══ Input material
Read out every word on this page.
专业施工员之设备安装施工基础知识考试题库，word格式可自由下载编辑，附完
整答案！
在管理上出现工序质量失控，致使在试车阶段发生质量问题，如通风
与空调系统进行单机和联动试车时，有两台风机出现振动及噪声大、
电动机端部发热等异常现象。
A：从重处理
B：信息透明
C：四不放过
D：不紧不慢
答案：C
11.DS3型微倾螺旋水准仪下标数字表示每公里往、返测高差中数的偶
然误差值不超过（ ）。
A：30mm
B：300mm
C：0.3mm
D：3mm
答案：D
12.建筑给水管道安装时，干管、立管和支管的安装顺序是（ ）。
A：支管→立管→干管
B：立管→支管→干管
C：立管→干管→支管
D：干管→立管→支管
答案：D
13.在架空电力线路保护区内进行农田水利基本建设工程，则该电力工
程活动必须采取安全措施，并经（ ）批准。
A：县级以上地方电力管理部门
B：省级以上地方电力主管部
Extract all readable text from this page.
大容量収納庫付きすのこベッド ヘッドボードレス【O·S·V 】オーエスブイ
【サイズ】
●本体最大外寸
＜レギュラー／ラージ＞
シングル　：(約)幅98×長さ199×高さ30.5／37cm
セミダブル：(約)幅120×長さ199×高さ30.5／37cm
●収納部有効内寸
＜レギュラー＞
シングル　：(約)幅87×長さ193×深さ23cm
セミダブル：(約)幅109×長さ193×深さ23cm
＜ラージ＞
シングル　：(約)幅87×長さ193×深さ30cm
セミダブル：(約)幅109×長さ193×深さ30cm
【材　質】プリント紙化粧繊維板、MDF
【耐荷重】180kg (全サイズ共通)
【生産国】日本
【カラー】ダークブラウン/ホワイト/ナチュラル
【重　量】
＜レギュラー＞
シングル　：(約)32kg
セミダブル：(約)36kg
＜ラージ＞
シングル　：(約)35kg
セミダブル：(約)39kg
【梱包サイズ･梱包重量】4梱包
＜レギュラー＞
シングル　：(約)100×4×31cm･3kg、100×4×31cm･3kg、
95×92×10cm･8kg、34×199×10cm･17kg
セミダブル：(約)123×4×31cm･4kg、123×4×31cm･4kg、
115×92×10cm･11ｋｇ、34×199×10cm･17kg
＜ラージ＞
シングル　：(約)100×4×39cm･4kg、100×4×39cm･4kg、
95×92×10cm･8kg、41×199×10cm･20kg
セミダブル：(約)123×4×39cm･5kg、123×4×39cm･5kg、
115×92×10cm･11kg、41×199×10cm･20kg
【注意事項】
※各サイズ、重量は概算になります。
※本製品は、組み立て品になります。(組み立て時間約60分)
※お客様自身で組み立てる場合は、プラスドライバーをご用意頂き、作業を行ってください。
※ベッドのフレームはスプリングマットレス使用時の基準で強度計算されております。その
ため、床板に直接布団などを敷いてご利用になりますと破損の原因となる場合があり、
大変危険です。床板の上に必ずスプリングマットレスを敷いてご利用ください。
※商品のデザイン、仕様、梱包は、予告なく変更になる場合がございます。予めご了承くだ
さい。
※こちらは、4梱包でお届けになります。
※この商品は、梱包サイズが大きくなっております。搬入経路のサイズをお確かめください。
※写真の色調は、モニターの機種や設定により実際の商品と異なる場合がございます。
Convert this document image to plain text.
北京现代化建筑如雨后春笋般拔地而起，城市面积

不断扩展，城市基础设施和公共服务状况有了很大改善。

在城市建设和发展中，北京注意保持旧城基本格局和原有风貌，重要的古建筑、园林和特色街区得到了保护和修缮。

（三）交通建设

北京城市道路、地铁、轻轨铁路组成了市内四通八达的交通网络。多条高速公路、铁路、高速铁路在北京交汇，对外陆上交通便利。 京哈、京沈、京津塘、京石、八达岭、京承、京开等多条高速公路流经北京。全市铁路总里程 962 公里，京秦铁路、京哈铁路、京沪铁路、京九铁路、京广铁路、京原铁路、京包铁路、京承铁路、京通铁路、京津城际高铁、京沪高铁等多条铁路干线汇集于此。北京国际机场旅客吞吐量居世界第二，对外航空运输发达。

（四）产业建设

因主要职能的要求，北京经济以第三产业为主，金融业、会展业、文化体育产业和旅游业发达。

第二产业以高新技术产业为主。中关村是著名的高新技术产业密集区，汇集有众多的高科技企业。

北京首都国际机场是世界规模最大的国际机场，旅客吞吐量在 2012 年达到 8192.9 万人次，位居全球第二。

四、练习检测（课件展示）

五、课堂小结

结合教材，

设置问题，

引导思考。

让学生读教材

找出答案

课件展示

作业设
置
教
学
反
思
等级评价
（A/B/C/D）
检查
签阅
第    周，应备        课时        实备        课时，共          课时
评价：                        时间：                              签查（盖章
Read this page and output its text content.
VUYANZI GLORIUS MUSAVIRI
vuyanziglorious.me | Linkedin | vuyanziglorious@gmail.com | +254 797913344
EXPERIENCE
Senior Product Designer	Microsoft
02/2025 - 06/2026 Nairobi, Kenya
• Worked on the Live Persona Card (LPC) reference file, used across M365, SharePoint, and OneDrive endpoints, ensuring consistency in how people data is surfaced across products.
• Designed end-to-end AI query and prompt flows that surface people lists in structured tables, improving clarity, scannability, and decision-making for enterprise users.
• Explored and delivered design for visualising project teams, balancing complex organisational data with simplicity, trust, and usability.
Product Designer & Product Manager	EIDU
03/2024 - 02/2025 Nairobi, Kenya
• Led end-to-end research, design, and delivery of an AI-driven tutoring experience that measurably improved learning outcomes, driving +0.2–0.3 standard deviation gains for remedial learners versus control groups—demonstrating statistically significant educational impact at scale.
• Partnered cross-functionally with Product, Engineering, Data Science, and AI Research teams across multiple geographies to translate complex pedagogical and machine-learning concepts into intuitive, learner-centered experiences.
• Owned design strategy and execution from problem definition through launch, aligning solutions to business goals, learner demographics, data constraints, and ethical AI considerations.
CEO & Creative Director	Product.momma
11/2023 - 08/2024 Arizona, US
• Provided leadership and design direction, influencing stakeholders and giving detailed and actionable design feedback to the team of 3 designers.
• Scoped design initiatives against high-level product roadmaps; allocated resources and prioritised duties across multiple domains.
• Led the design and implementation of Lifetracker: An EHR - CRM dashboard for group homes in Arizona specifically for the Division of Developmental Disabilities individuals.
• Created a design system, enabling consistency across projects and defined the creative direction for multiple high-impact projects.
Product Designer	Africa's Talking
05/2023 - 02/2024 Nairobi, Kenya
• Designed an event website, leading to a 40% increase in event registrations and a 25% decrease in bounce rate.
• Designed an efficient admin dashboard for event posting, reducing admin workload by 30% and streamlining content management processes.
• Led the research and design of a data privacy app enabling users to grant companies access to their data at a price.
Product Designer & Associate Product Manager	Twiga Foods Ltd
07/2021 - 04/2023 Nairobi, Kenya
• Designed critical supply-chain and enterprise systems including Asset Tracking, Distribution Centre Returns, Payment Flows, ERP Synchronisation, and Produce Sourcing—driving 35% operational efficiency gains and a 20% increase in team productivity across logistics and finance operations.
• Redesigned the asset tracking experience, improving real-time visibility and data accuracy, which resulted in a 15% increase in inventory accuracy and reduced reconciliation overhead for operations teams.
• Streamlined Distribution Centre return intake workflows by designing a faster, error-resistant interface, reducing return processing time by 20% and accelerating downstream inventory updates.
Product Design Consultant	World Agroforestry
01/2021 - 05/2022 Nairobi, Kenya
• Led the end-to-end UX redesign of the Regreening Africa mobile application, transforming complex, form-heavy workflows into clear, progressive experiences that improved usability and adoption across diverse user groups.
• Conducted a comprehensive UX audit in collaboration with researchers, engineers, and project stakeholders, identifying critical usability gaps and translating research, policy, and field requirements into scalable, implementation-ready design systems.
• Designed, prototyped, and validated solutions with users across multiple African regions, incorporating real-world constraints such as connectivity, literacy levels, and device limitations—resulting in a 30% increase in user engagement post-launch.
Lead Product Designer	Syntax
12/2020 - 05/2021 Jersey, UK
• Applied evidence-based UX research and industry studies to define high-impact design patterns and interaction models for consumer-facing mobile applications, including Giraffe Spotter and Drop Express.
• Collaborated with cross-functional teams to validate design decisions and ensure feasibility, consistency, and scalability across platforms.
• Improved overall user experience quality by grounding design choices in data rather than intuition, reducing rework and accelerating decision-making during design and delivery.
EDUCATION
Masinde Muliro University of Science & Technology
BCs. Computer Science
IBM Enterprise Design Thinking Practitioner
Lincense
════
• **Stated task**
Filter lines by "Nairobi" and return each hit.

• **Solution to the exercise**
02/2025 - 06/2026 Nairobi, Kenya
03/2024 - 02/2025 Nairobi, Kenya
05/2023 - 02/2024 Nairobi, Kenya
07/2021 - 04/2023 Nairobi, Kenya
01/2021 - 05/2022 Nairobi, Kenya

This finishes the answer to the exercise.